--- START OF Record extracts ---

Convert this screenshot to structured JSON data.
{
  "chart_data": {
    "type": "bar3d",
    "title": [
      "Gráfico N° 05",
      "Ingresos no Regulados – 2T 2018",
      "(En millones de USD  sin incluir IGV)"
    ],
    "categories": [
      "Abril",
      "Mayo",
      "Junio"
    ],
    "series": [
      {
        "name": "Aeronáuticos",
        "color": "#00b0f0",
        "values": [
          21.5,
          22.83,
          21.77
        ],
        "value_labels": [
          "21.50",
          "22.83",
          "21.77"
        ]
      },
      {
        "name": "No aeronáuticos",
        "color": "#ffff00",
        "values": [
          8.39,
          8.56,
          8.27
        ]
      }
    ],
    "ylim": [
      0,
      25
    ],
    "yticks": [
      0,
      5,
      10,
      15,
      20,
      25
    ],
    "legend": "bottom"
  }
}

--- END OF Record extracts ---
--- START OF Record extracts ---

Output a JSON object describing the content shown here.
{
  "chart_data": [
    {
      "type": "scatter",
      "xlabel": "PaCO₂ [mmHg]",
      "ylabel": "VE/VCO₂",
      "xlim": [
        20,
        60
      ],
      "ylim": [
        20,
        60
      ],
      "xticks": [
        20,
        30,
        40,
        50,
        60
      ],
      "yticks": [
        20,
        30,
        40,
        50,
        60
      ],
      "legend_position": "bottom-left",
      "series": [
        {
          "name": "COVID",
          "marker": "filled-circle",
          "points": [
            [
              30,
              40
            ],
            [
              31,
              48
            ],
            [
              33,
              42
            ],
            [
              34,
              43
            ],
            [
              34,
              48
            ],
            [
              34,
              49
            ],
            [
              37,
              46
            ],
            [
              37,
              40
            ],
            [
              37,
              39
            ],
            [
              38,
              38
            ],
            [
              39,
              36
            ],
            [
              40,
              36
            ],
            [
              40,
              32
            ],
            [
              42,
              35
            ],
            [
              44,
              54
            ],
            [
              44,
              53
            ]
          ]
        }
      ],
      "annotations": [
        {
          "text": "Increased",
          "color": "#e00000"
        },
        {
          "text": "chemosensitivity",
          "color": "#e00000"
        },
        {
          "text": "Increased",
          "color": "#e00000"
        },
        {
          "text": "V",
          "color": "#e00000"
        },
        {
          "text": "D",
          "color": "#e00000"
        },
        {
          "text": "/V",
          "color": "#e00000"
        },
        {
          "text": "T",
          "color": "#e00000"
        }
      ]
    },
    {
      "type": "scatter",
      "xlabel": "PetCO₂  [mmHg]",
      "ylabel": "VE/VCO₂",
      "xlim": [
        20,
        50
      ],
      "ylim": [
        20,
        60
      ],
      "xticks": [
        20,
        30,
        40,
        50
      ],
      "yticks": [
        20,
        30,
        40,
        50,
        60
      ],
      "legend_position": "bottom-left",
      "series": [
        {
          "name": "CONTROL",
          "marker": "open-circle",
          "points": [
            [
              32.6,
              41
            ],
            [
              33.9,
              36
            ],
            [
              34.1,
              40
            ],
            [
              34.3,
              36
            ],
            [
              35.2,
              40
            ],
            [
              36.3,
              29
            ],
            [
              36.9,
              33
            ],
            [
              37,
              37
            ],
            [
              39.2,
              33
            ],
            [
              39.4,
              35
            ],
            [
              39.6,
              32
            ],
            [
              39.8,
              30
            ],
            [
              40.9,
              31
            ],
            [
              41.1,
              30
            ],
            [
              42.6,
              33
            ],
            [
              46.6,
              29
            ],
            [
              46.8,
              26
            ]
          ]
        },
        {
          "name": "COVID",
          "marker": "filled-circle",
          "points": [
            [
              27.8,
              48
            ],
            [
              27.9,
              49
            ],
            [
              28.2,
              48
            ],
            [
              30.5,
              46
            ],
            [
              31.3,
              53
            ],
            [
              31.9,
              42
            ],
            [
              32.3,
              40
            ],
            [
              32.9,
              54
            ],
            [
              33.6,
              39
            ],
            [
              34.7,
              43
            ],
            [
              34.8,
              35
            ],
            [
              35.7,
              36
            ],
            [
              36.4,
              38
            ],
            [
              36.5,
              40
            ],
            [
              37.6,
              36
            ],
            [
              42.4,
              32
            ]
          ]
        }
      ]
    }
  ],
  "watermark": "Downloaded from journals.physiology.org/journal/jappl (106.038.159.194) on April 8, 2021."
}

--- END OF Record extracts ---

• _Exercise task_: List the lines of the entries that include "JSON".

• _The output_:
Convert this screenshot to structured JSON data.
Output a JSON object describing the content shown here.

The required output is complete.